• _Data records_
________________________________________

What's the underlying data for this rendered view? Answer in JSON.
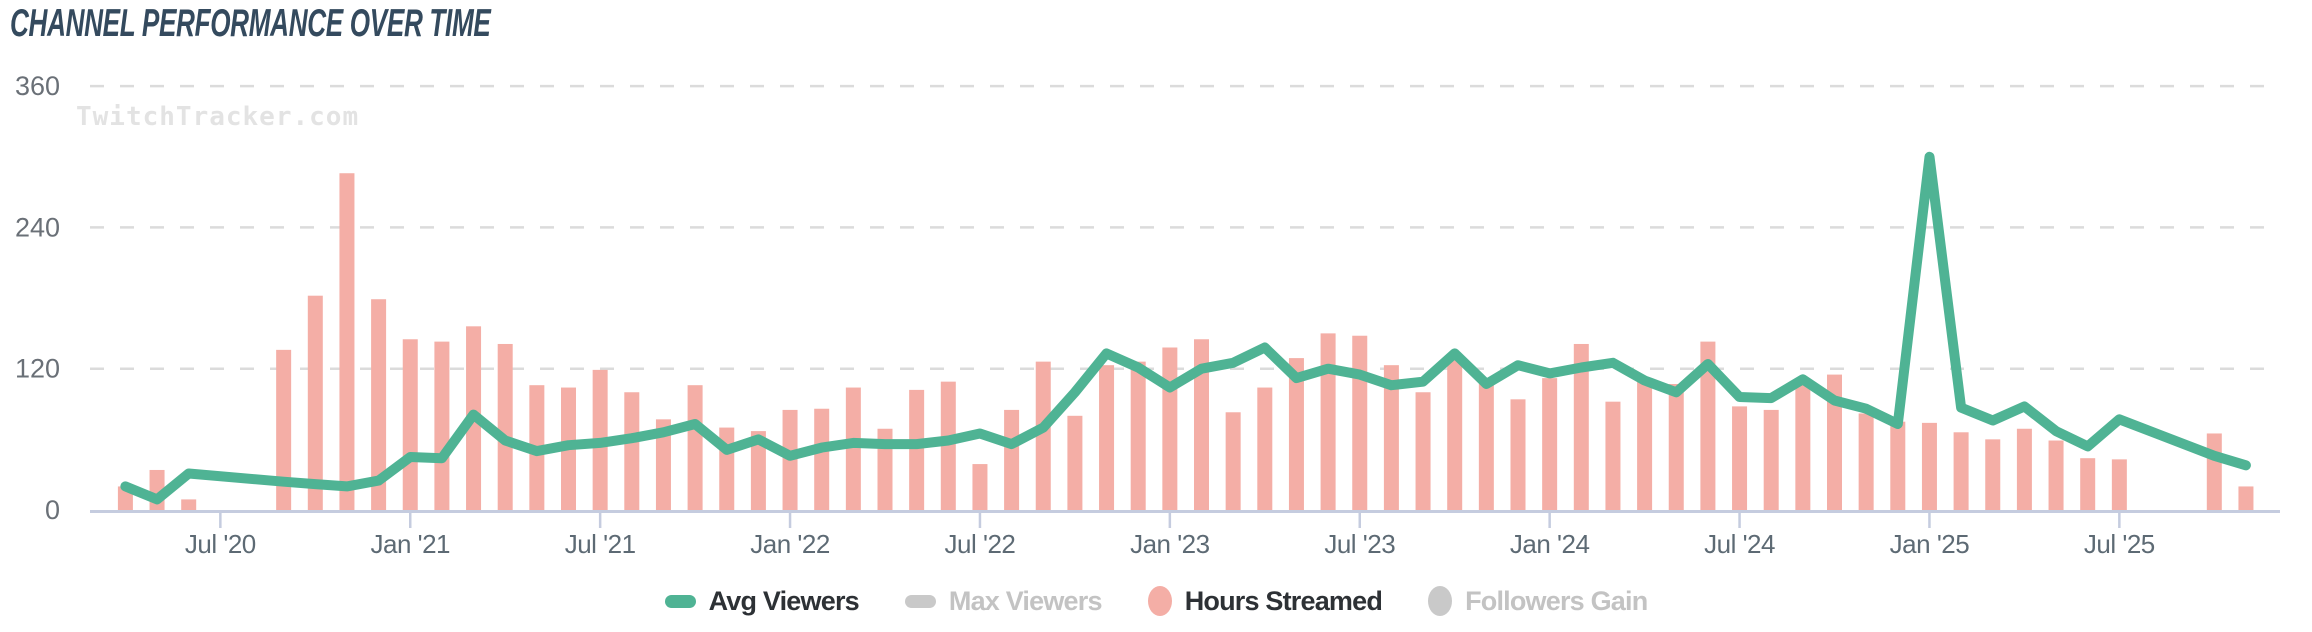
{
  "title": "CHANNEL PERFORMANCE OVER TIME",
  "watermark": "TwitchTracker.com",
  "colors": {
    "avg_viewers_line": "#4FB394",
    "hours_streamed_bar": "#F4AEA6",
    "disabled_swatch": "#C9C9C9",
    "title_text": "#344A5E",
    "axis_line": "#C5CCDF",
    "grid_line": "#DBDBDB",
    "x_tick_label": "#5D6A74",
    "y_tick_label": "#6A7077",
    "watermark_text": "#E3E3E3",
    "legend_active_text": "#2D3135",
    "legend_inactive_text": "#C3C3C3"
  },
  "y_axis": {
    "ticks": [
      0,
      120,
      240,
      360
    ],
    "max": 360
  },
  "x_axis": {
    "tick_labels": [
      "Jul '20",
      "Jan '21",
      "Jul '21",
      "Jan '22",
      "Jul '22",
      "Jan '23",
      "Jul '23",
      "Jan '24",
      "Jul '24",
      "Jan '25",
      "Jul '25"
    ],
    "tick_month_indices": [
      3,
      9,
      15,
      21,
      27,
      33,
      39,
      45,
      51,
      57,
      63
    ]
  },
  "legend": [
    {
      "label": "Avg Viewers",
      "swatch": "dash",
      "color": "#4FB394",
      "active": true
    },
    {
      "label": "Max Viewers",
      "swatch": "dash",
      "color": "#C9C9C9",
      "active": false
    },
    {
      "label": "Hours Streamed",
      "swatch": "ellipse",
      "color": "#F4AEA6",
      "active": true
    },
    {
      "label": "Followers Gain",
      "swatch": "ellipse",
      "color": "#C9C9C9",
      "active": false
    }
  ],
  "chart_data": {
    "type": "bar+line",
    "title": "CHANNEL PERFORMANCE OVER TIME",
    "xlabel": "",
    "ylabel": "",
    "ylim": [
      0,
      360
    ],
    "grid": "dashed horizontal gridlines at 120, 240, 360",
    "legend_position": "bottom center",
    "x": [
      "Apr '20",
      "May '20",
      "Jun '20",
      "Jul '20",
      "Aug '20",
      "Sep '20",
      "Oct '20",
      "Nov '20",
      "Dec '20",
      "Jan '21",
      "Feb '21",
      "Mar '21",
      "Apr '21",
      "May '21",
      "Jun '21",
      "Jul '21",
      "Aug '21",
      "Sep '21",
      "Oct '21",
      "Nov '21",
      "Dec '21",
      "Jan '22",
      "Feb '22",
      "Mar '22",
      "Apr '22",
      "May '22",
      "Jun '22",
      "Jul '22",
      "Aug '22",
      "Sep '22",
      "Oct '22",
      "Nov '22",
      "Dec '22",
      "Jan '23",
      "Feb '23",
      "Mar '23",
      "Apr '23",
      "May '23",
      "Jun '23",
      "Jul '23",
      "Aug '23",
      "Sep '23",
      "Oct '23",
      "Nov '23",
      "Dec '23",
      "Jan '24",
      "Feb '24",
      "Mar '24",
      "Apr '24",
      "May '24",
      "Jun '24",
      "Jul '24",
      "Aug '24",
      "Sep '24",
      "Oct '24",
      "Nov '24",
      "Dec '24",
      "Jan '25",
      "Feb '25",
      "Mar '25",
      "Apr '25",
      "May '25",
      "Jun '25",
      "Jul '25",
      "Aug '25",
      "Sep '25",
      "Oct '25",
      "Nov '25"
    ],
    "series": [
      {
        "name": "Avg Viewers",
        "type": "line",
        "visible": true,
        "values": [
          20,
          9,
          31,
          null,
          null,
          24,
          22,
          20,
          25,
          45,
          44,
          81,
          59,
          50,
          55,
          57,
          61,
          66,
          73,
          51,
          60,
          46,
          53,
          57,
          56,
          56,
          59,
          65,
          56,
          70,
          100,
          133,
          121,
          104,
          120,
          125,
          138,
          112,
          120,
          115,
          106,
          109,
          133,
          107,
          123,
          116,
          121,
          125,
          110,
          100,
          124,
          96,
          95,
          111,
          93,
          86,
          73,
          300,
          87,
          76,
          88,
          67,
          54,
          77,
          null,
          null,
          46,
          38
        ]
      },
      {
        "name": "Max Viewers",
        "type": "line",
        "visible": false,
        "values": null
      },
      {
        "name": "Hours Streamed",
        "type": "bar",
        "visible": true,
        "values": [
          20,
          34,
          9,
          null,
          null,
          136,
          182,
          286,
          179,
          145,
          143,
          156,
          141,
          106,
          104,
          119,
          100,
          77,
          106,
          70,
          67,
          85,
          86,
          104,
          69,
          102,
          109,
          39,
          85,
          126,
          80,
          123,
          126,
          138,
          145,
          83,
          104,
          129,
          150,
          148,
          123,
          100,
          129,
          109,
          94,
          112,
          141,
          92,
          111,
          107,
          143,
          88,
          85,
          109,
          115,
          82,
          75,
          74,
          66,
          60,
          69,
          59,
          44,
          43,
          null,
          null,
          65,
          20
        ]
      },
      {
        "name": "Followers Gain",
        "type": "bar",
        "visible": false,
        "values": null
      }
    ]
  }
}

________________________________________

• _Work to complete_
Please write out all the data again word for word, but not the pictures.

• _Exercise answer_
What's the underlying data for this rendered view? Answer in JSON.
{
  "title": "CHANNEL PERFORMANCE OVER TIME",
  "watermark": "TwitchTracker.com",
  "colors": {
    "avg_viewers_line": "#4FB394",
    "hours_streamed_bar": "#F4AEA6",
    "disabled_swatch": "#C9C9C9",
    "title_text": "#344A5E",
    "axis_line": "#C5CCDF",
    "grid_line": "#DBDBDB",
    "x_tick_label": "#5D6A74",
    "y_tick_label": "#6A7077",
    "watermark_text": "#E3E3E3",
    "legend_active_text": "#2D3135",
    "legend_inactive_text": "#C3C3C3"
  },
  "y_axis": {
    "ticks": [
      0,
      120,
      240,
      360
    ],
    "max": 360
  },
  "x_axis": {
    "tick_labels": [
      "Jul '20",
      "Jan '21",
      "Jul '21",
      "Jan '22",
      "Jul '22",
      "Jan '23",
      "Jul '23",
      "Jan '24",
      "Jul '24",
      "Jan '25",
      "Jul '25"
    ],
    "tick_month_indices": [
      3,
      9,
      15,
      21,
      27,
      33,
      39,
      45,
      51,
      57,
      63
    ]
  },
  "legend": [
    {
      "label": "Avg Viewers",
      "swatch": "dash",
      "color": "#4FB394",
      "active": true
    },
    {
      "label": "Max Viewers",
      "swatch": "dash",
      "color": "#C9C9C9",
      "active": false
    },
    {
      "label": "Hours Streamed",
      "swatch": "ellipse",
      "color": "#F4AEA6",
      "active": true
    },
    {
      "label": "Followers Gain",
      "swatch": "ellipse",
      "color": "#C9C9C9",
      "active": false
    }
  ],
  "chart_data": {
    "type": "bar+line",
    "title": "CHANNEL PERFORMANCE OVER TIME",
    "xlabel": "",
    "ylabel": "",
    "ylim": [
      0,
      360
    ],
    "grid": "dashed horizontal gridlines at 120, 240, 360",
    "legend_position": "bottom center",
    "x": [
      "Apr '20",
      "May '20",
      "Jun '20",
      "Jul '20",
      "Aug '20",
      "Sep '20",
      "Oct '20",
      "Nov '20",
      "Dec '20",
      "Jan '21",
      "Feb '21",
      "Mar '21",
      "Apr '21",
      "May '21",
      "Jun '21",
      "Jul '21",
      "Aug '21",
      "Sep '21",
      "Oct '21",
      "Nov '21",
      "Dec '21",
      "Jan '22",
      "Feb '22",
      "Mar '22",
      "Apr '22",
      "May '22",
      "Jun '22",
      "Jul '22",
      "Aug '22",
      "Sep '22",
      "Oct '22",
      "Nov '22",
      "Dec '22",
      "Jan '23",
      "Feb '23",
      "Mar '23",
      "Apr '23",
      "May '23",
      "Jun '23",
      "Jul '23",
      "Aug '23",
      "Sep '23",
      "Oct '23",
      "Nov '23",
      "Dec '23",
      "Jan '24",
      "Feb '24",
      "Mar '24",
      "Apr '24",
      "May '24",
      "Jun '24",
      "Jul '24",
      "Aug '24",
      "Sep '24",
      "Oct '24",
      "Nov '24",
      "Dec '24",
      "Jan '25",
      "Feb '25",
      "Mar '25",
      "Apr '25",
      "May '25",
      "Jun '25",
      "Jul '25",
      "Aug '25",
      "Sep '25",
      "Oct '25",
      "Nov '25"
    ],
    "series": [
      {
        "name": "Avg Viewers",
        "type": "line",
        "visible": true,
        "values": [
          20,
          9,
          31,
          null,
          null,
          24,
          22,
          20,
          25,
          45,
          44,
          81,
          59,
          50,
          55,
          57,
          61,
          66,
          73,
          51,
          60,
          46,
          53,
          57,
          56,
          56,
          59,
          65,
          56,
          70,
          100,
          133,
          121,
          104,
          120,
          125,
          138,
          112,
          120,
          115,
          106,
          109,
          133,
          107,
          123,
          116,
          121,
          125,
          110,
          100,
          124,
          96,
          95,
          111,
          93,
          86,
          73,
          300,
          87,
          76,
          88,
          67,
          54,
          77,
          null,
          null,
          46,
          38
        ]
      },
      {
        "name": "Max Viewers",
        "type": "line",
        "visible": false,
        "values": null
      },
      {
        "name": "Hours Streamed",
        "type": "bar",
        "visible": true,
        "values": [
          20,
          34,
          9,
          null,
          null,
          136,
          182,
          286,
          179,
          145,
          143,
          156,
          141,
          106,
          104,
          119,
          100,
          77,
          106,
          70,
          67,
          85,
          86,
          104,
          69,
          102,
          109,
          39,
          85,
          126,
          80,
          123,
          126,
          138,
          145,
          83,
          104,
          129,
          150,
          148,
          123,
          100,
          129,
          109,
          94,
          112,
          141,
          92,
          111,
          107,
          143,
          88,
          85,
          109,
          115,
          82,
          75,
          74,
          66,
          60,
          69,
          59,
          44,
          43,
          null,
          null,
          65,
          20
        ]
      },
      {
        "name": "Followers Gain",
        "type": "bar",
        "visible": false,
        "values": null
      }
    ]
  }
}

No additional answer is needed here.